Reproduce every line in the listing that contains the word "physical".

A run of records
┌──
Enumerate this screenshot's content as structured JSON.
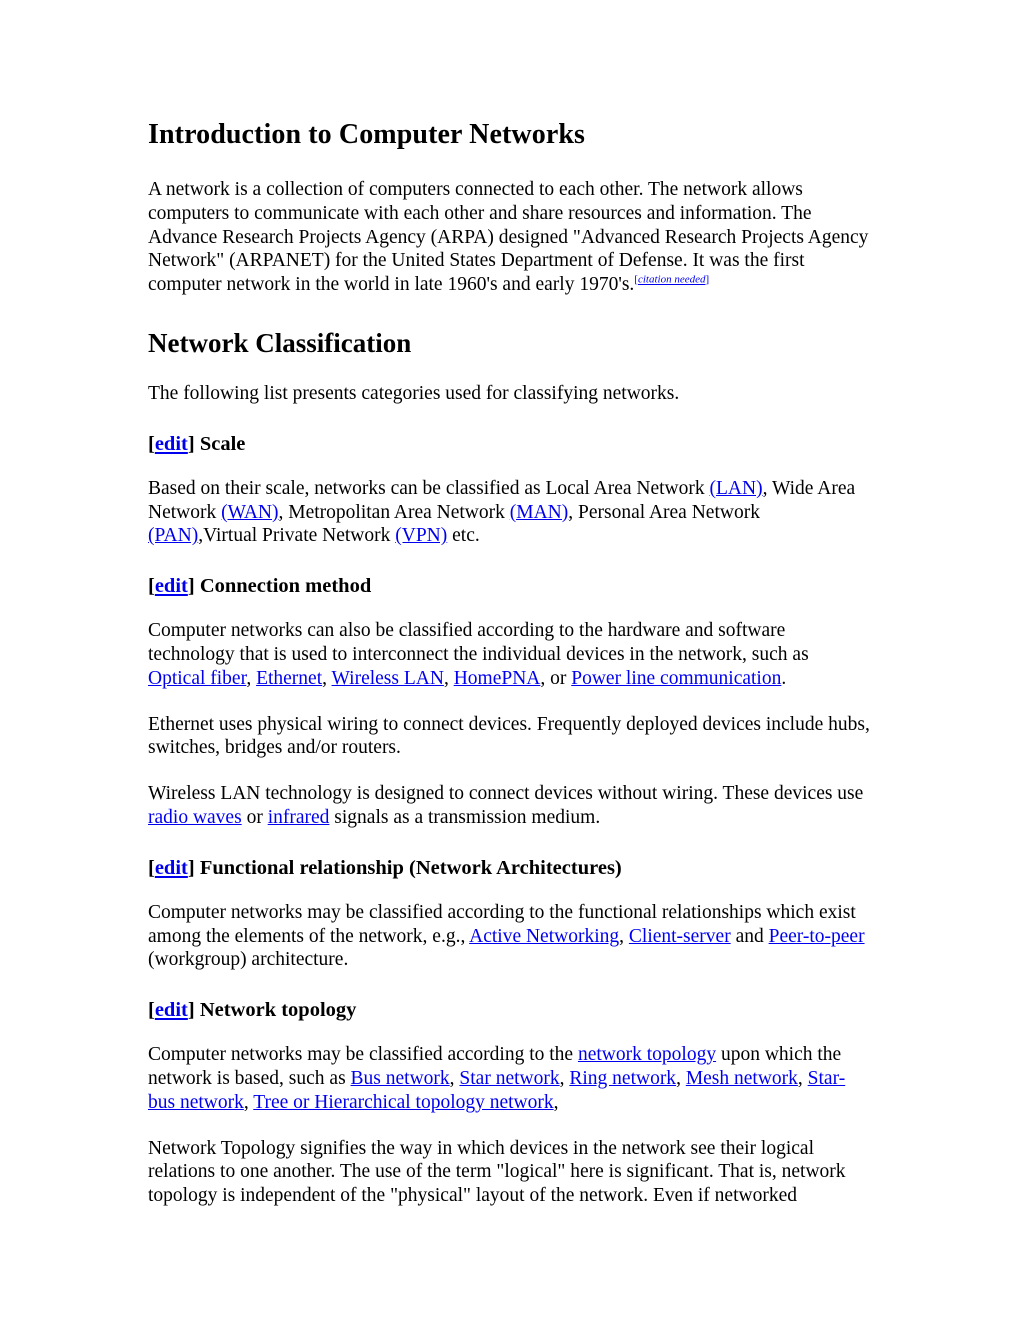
{
  "document": {
    "title": "Introduction to Computer Networks",
    "intro_paragraph": {
      "text": "A network is a collection of computers connected to each other. The network allows computers to communicate with each other and share resources and information. The Advance Research Projects Agency (ARPA) designed \"Advanced Research Projects Agency Network\" (ARPANET) for the United States Department of Defense. It was the first computer network in the world in late 1960's and early 1970's.",
      "citation_label": "citation needed",
      "citation_open_bracket": "[",
      "citation_close_bracket": "]"
    },
    "section": {
      "heading": "Network Classification",
      "lead_paragraph": "The following list presents categories used for classifying networks."
    },
    "edit_label": "edit",
    "bracket_open": "[",
    "bracket_close": "]",
    "subsections": [
      {
        "heading": "Scale",
        "paragraphs": [
          {
            "segments": [
              {
                "type": "text",
                "value": "Based on their scale, networks can be classified as Local Area Network "
              },
              {
                "type": "link",
                "value": "(LAN)"
              },
              {
                "type": "text",
                "value": ", Wide Area Network "
              },
              {
                "type": "link",
                "value": "(WAN)"
              },
              {
                "type": "text",
                "value": ", Metropolitan Area Network "
              },
              {
                "type": "link",
                "value": "(MAN)"
              },
              {
                "type": "text",
                "value": ", Personal Area Network "
              },
              {
                "type": "link",
                "value": "(PAN)"
              },
              {
                "type": "text",
                "value": ",Virtual Private Network "
              },
              {
                "type": "link",
                "value": "(VPN)"
              },
              {
                "type": "text",
                "value": " etc."
              }
            ]
          }
        ]
      },
      {
        "heading": "Connection method",
        "paragraphs": [
          {
            "segments": [
              {
                "type": "text",
                "value": "Computer networks can also be classified according to the hardware and software technology that is used to interconnect the individual devices in the network, such as "
              },
              {
                "type": "link",
                "value": "Optical fiber"
              },
              {
                "type": "text",
                "value": ", "
              },
              {
                "type": "link",
                "value": "Ethernet"
              },
              {
                "type": "text",
                "value": ", "
              },
              {
                "type": "link",
                "value": "Wireless LAN"
              },
              {
                "type": "text",
                "value": ", "
              },
              {
                "type": "link",
                "value": "HomePNA"
              },
              {
                "type": "text",
                "value": ", or "
              },
              {
                "type": "link",
                "value": "Power line communication"
              },
              {
                "type": "text",
                "value": "."
              }
            ]
          },
          {
            "segments": [
              {
                "type": "text",
                "value": "Ethernet uses physical wiring to connect devices. Frequently deployed devices include hubs, switches, bridges and/or routers."
              }
            ]
          },
          {
            "segments": [
              {
                "type": "text",
                "value": "Wireless LAN technology is designed to connect devices without wiring. These devices use "
              },
              {
                "type": "link",
                "value": "radio waves"
              },
              {
                "type": "text",
                "value": " or "
              },
              {
                "type": "link",
                "value": "infrared"
              },
              {
                "type": "text",
                "value": " signals as a transmission medium."
              }
            ]
          }
        ]
      },
      {
        "heading": "Functional relationship (Network Architectures)",
        "paragraphs": [
          {
            "segments": [
              {
                "type": "text",
                "value": "Computer networks may be classified according to the functional relationships which exist among the elements of the network, e.g., "
              },
              {
                "type": "link",
                "value": "Active Networking"
              },
              {
                "type": "text",
                "value": ", "
              },
              {
                "type": "link",
                "value": "Client-server"
              },
              {
                "type": "text",
                "value": " and "
              },
              {
                "type": "link",
                "value": "Peer-to-peer"
              },
              {
                "type": "text",
                "value": " (workgroup) architecture."
              }
            ]
          }
        ]
      },
      {
        "heading": "Network topology",
        "paragraphs": [
          {
            "segments": [
              {
                "type": "text",
                "value": "Computer networks may be classified according to the "
              },
              {
                "type": "link",
                "value": "network topology"
              },
              {
                "type": "text",
                "value": " upon which the network is based, such as "
              },
              {
                "type": "link",
                "value": "Bus network"
              },
              {
                "type": "text",
                "value": ", "
              },
              {
                "type": "link",
                "value": "Star network"
              },
              {
                "type": "text",
                "value": ", "
              },
              {
                "type": "link",
                "value": "Ring network"
              },
              {
                "type": "text",
                "value": ", "
              },
              {
                "type": "link",
                "value": "Mesh network"
              },
              {
                "type": "text",
                "value": ", "
              },
              {
                "type": "link",
                "value": "Star-bus network"
              },
              {
                "type": "text",
                "value": ", "
              },
              {
                "type": "link",
                "value": "Tree or Hierarchical topology network"
              },
              {
                "type": "text",
                "value": ","
              }
            ]
          },
          {
            "segments": [
              {
                "type": "text",
                "value": "Network Topology signifies the way in which devices in the network see their logical relations to one another. The use of the term \"logical\" here is significant. That is, network topology is independent of the \"physical\" layout of the network. Even if networked"
              }
            ]
          }
        ]
      }
    ]
  },
  "colors": {
    "link": "#0000EE",
    "text": "#000000",
    "background": "#ffffff"
  }
}
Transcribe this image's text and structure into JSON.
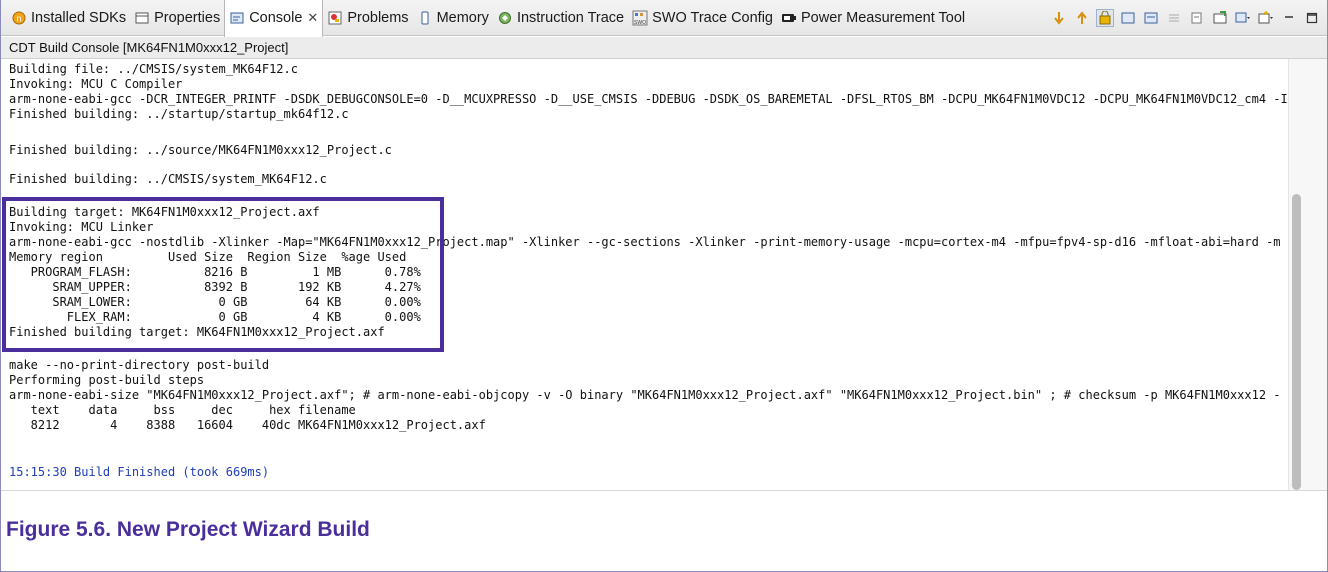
{
  "tabs": [
    {
      "label": "Installed SDKs",
      "icon": "sdk-icon",
      "active": false
    },
    {
      "label": "Properties",
      "icon": "properties-icon",
      "active": false
    },
    {
      "label": "Console",
      "icon": "console-icon",
      "active": true,
      "close": "✕"
    },
    {
      "label": "Problems",
      "icon": "problems-icon",
      "active": false
    },
    {
      "label": "Memory",
      "icon": "memory-icon",
      "active": false
    },
    {
      "label": "Instruction Trace",
      "icon": "trace-icon",
      "active": false
    },
    {
      "label": "SWO Trace Config",
      "icon": "swo-icon",
      "active": false
    },
    {
      "label": "Power Measurement Tool",
      "icon": "power-icon",
      "active": false
    }
  ],
  "toolbar_icons": [
    "scroll-down-icon",
    "scroll-up-icon",
    "scroll-lock-icon",
    "clear-console-icon",
    "word-wrap-icon",
    "show-console-icon",
    "pin-console-icon",
    "open-console-icon",
    "display-console-icon",
    "new-console-icon",
    "minimize-icon",
    "maximize-icon"
  ],
  "console": {
    "title": "CDT Build Console [MK64FN1M0xxx12_Project]",
    "lines": [
      "Building file: ../CMSIS/system_MK64F12.c",
      "Invoking: MCU C Compiler",
      "arm-none-eabi-gcc -DCR_INTEGER_PRINTF -DSDK_DEBUGCONSOLE=0 -D__MCUXPRESSO -D__USE_CMSIS -DDEBUG -DSDK_OS_BAREMETAL -DFSL_RTOS_BM -DCPU_MK64FN1M0VDC12 -DCPU_MK64FN1M0VDC12_cm4 -I",
      "Finished building: ../startup/startup_mk64f12.c",
      "",
      "Finished building: ../source/MK64FN1M0xxx12_Project.c",
      "",
      "Finished building: ../CMSIS/system_MK64F12.c",
      "",
      "Building target: MK64FN1M0xxx12_Project.axf",
      "Invoking: MCU Linker",
      "arm-none-eabi-gcc -nostdlib -Xlinker -Map=\"MK64FN1M0xxx12_Project.map\" -Xlinker --gc-sections -Xlinker -print-memory-usage -mcpu=cortex-m4 -mfpu=fpv4-sp-d16 -mfloat-abi=hard -m",
      "Memory region         Used Size  Region Size  %age Used",
      "   PROGRAM_FLASH:          8216 B         1 MB      0.78%",
      "      SRAM_UPPER:          8392 B       192 KB      4.27%",
      "      SRAM_LOWER:            0 GB        64 KB      0.00%",
      "        FLEX_RAM:            0 GB         4 KB      0.00%",
      "Finished building target: MK64FN1M0xxx12_Project.axf",
      "",
      "make --no-print-directory post-build",
      "Performing post-build steps",
      "arm-none-eabi-size \"MK64FN1M0xxx12_Project.axf\"; # arm-none-eabi-objcopy -v -O binary \"MK64FN1M0xxx12_Project.axf\" \"MK64FN1M0xxx12_Project.bin\" ; # checksum -p MK64FN1M0xxx12 -",
      "   text    data     bss     dec     hex filename",
      "   8212       4    8388   16604    40dc MK64FN1M0xxx12_Project.axf",
      "",
      "",
      "15:15:30 Build Finished (took 669ms)"
    ]
  },
  "caption": "Figure 5.6. New Project Wizard Build",
  "colors": {
    "accent": "#4a2f9c",
    "status_text": "#1e3fb8"
  }
}
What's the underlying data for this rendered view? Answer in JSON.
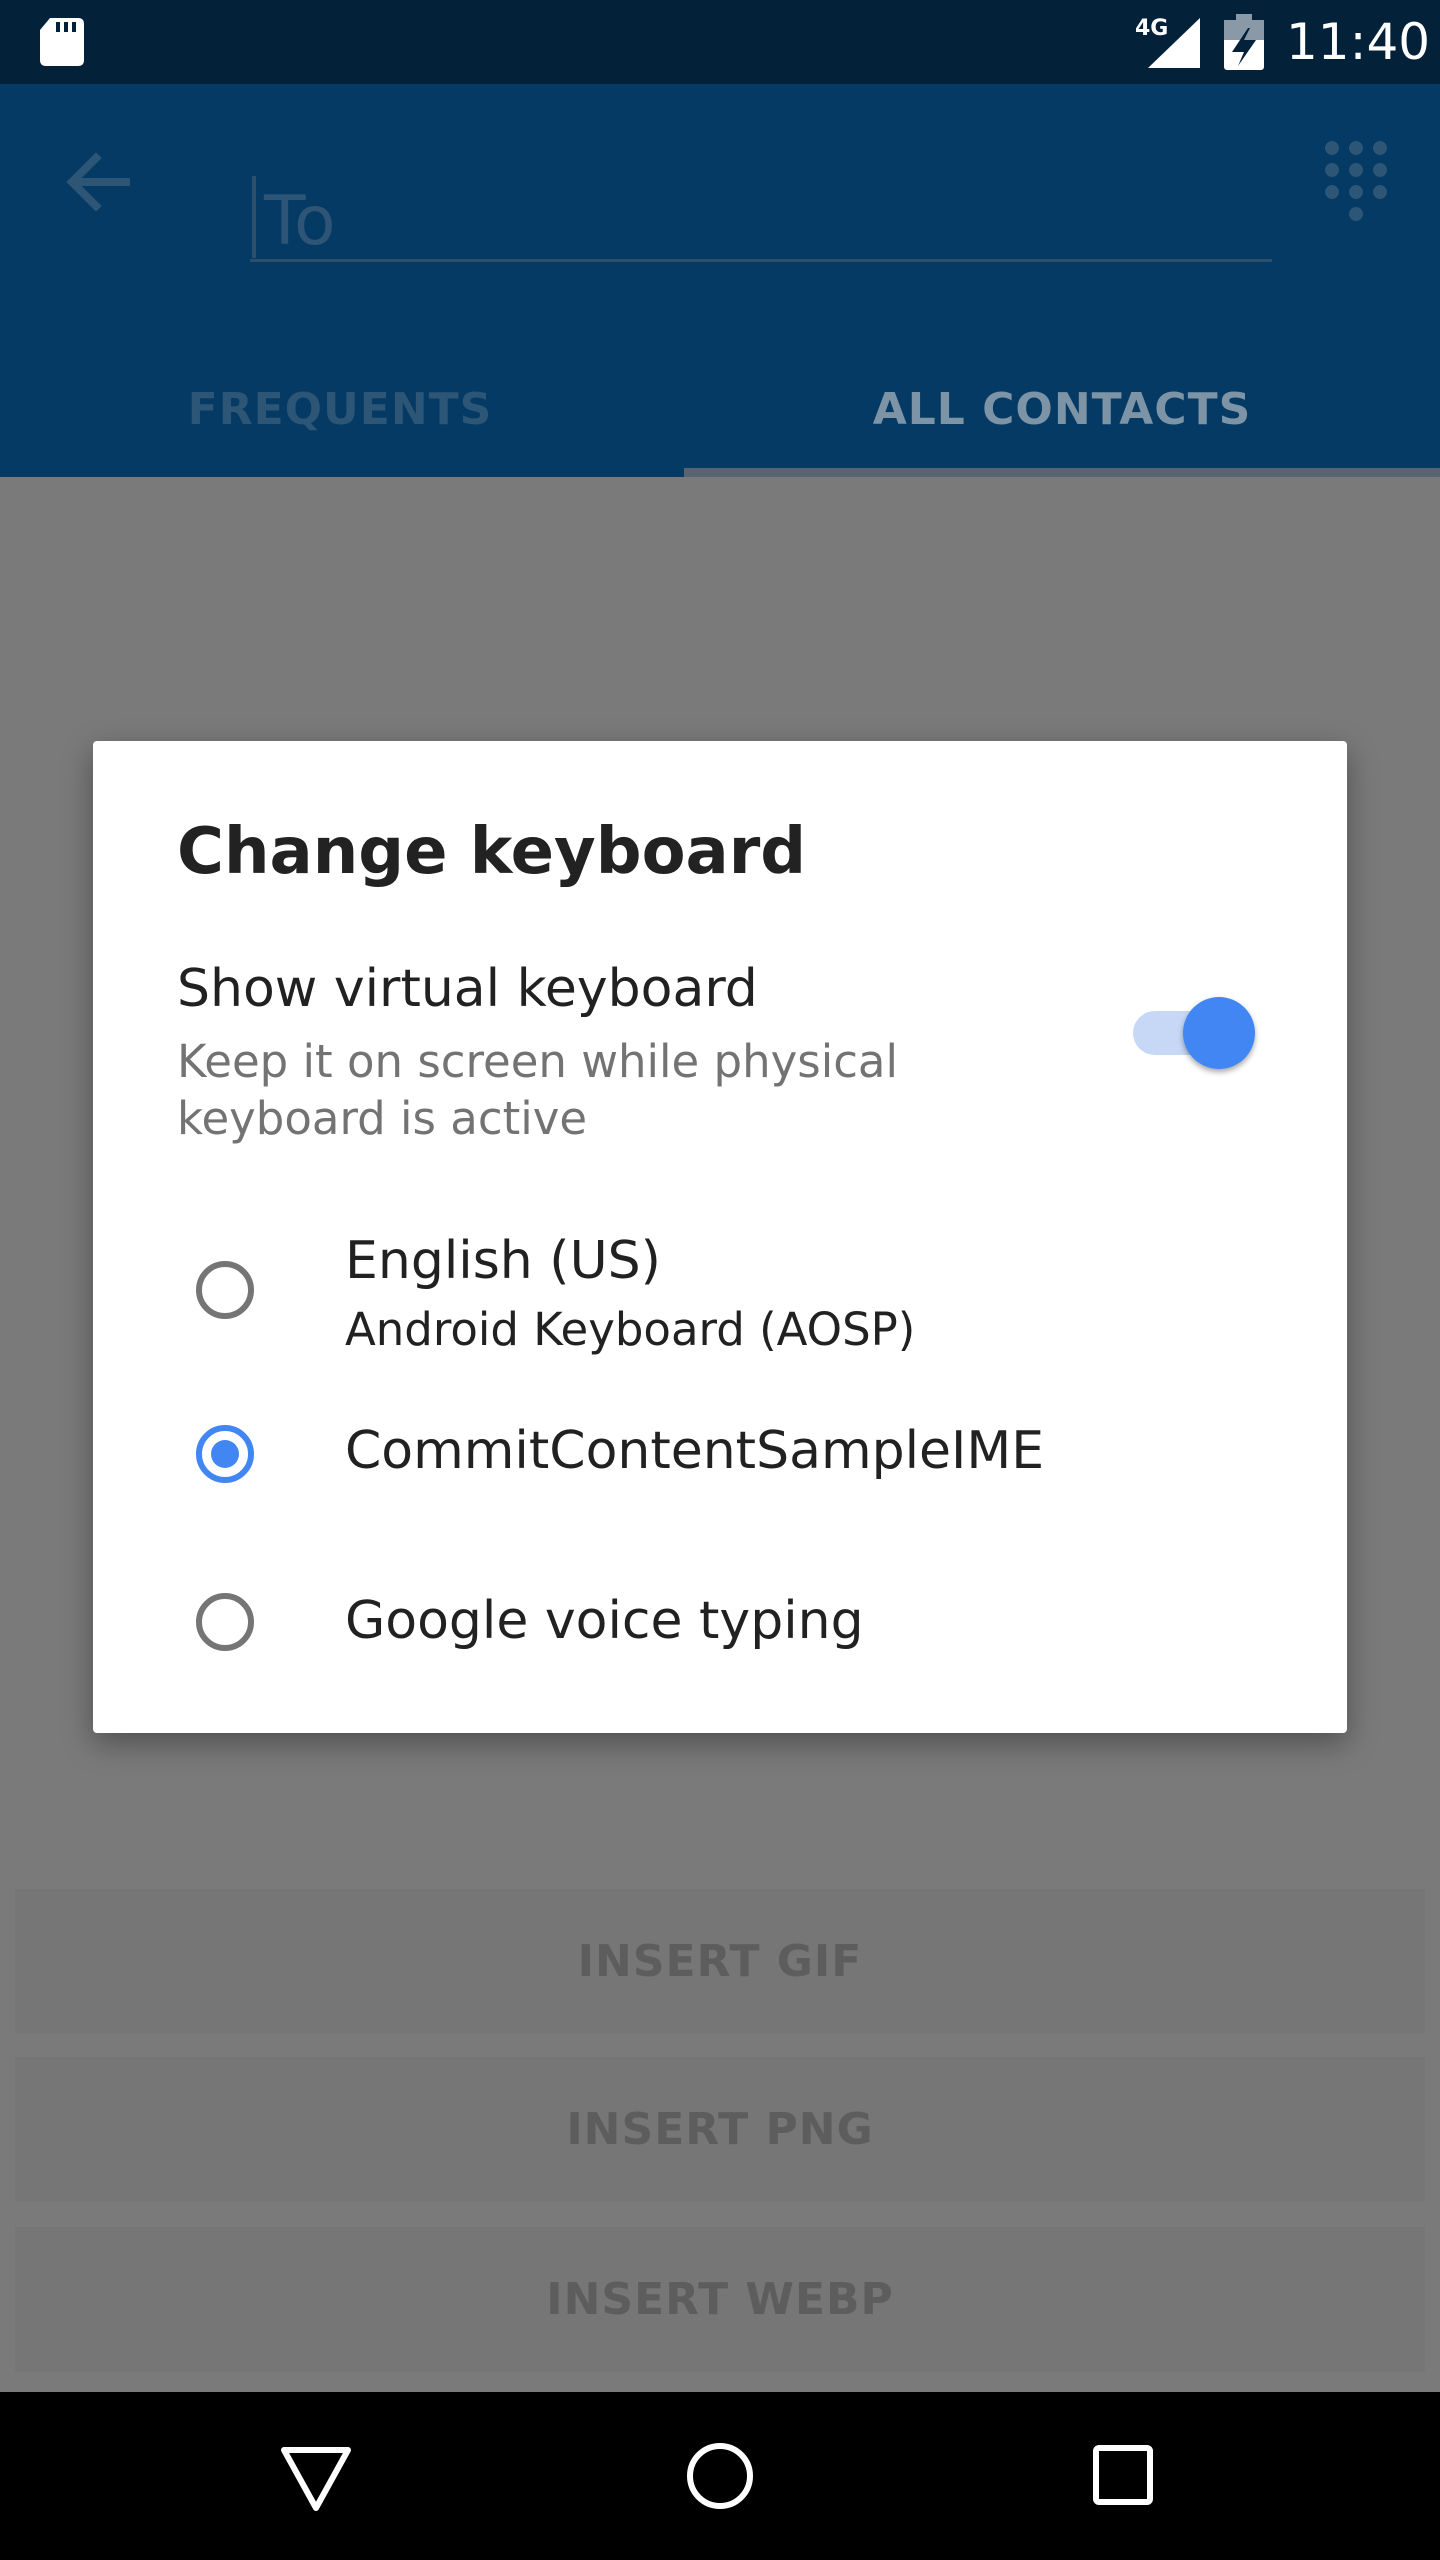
{
  "status_bar": {
    "network": "4G",
    "time": "11:40",
    "icons": [
      "sd-card-icon",
      "signal-icon",
      "battery-charging-icon"
    ]
  },
  "app_bar": {
    "to_placeholder": "To",
    "icons": [
      "back-arrow-icon",
      "dialpad-icon"
    ],
    "tabs": [
      {
        "label": "FREQUENTS",
        "selected": false
      },
      {
        "label": "ALL CONTACTS",
        "selected": true
      }
    ]
  },
  "content": {
    "buttons": [
      {
        "label": "INSERT GIF"
      },
      {
        "label": "INSERT PNG"
      },
      {
        "label": "INSERT WEBP"
      }
    ]
  },
  "dialog": {
    "title": "Change keyboard",
    "show_virtual": {
      "title": "Show virtual keyboard",
      "subtitle": "Keep it on screen while physical keyboard is active",
      "enabled": true
    },
    "options": [
      {
        "label": "English (US)",
        "sublabel": "Android Keyboard (AOSP)",
        "selected": false
      },
      {
        "label": "CommitContentSampleIME",
        "selected": true
      },
      {
        "label": "Google voice typing",
        "selected": false
      }
    ]
  },
  "nav_bar": {
    "icons": [
      "nav-back-icon",
      "nav-home-icon",
      "nav-recents-icon"
    ]
  },
  "colors": {
    "app_bar": "#043a63",
    "status_bar": "#04213a",
    "accent": "#4286f4",
    "scrim": "#7a7a7a"
  }
}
└──
• **RESULT OF THIS EXERCISE**
                "value": "Ethernet uses physical wiring to connect devices. Frequently deployed devices include hubs, switches, bridges and/or routers."
                "value": "Network Topology signifies the way in which devices in the network see their logical relations to one another. The use of the term \"logical\" here is significant. That is, network topology is independent of the \"physical\" layout of the network. Even if networked"
      "subtitle": "Keep it on screen while physical keyboard is active",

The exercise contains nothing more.